Your task
Return only the number of lines holding the word "wichtig".

[START Material provided]

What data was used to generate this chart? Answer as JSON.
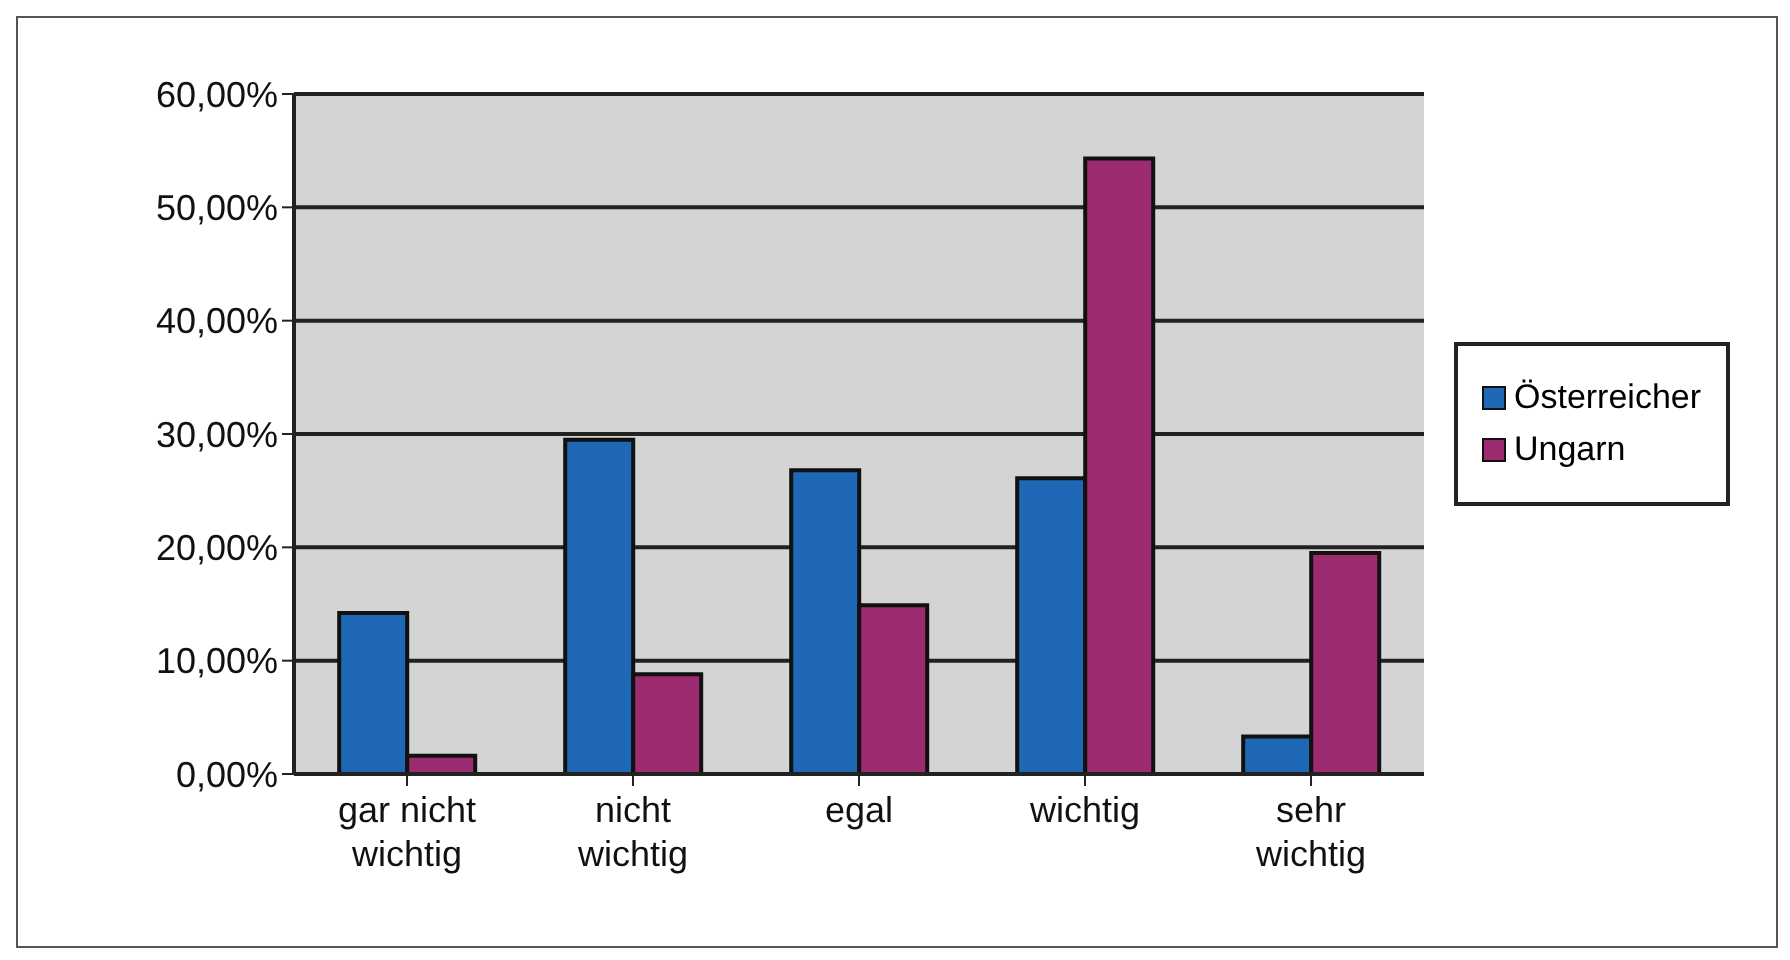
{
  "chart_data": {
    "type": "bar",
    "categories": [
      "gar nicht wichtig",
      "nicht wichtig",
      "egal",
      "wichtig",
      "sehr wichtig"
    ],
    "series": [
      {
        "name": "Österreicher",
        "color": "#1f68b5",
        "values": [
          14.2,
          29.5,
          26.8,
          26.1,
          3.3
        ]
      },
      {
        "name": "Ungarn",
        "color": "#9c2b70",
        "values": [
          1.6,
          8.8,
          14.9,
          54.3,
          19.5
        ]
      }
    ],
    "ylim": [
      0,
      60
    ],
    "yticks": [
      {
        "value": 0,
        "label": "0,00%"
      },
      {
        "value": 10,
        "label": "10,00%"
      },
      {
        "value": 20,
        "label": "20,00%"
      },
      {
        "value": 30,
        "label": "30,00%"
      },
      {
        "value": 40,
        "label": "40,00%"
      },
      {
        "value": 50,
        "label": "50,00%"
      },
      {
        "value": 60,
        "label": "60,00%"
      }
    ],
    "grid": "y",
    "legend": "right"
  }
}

[END Material provided]

Written response
4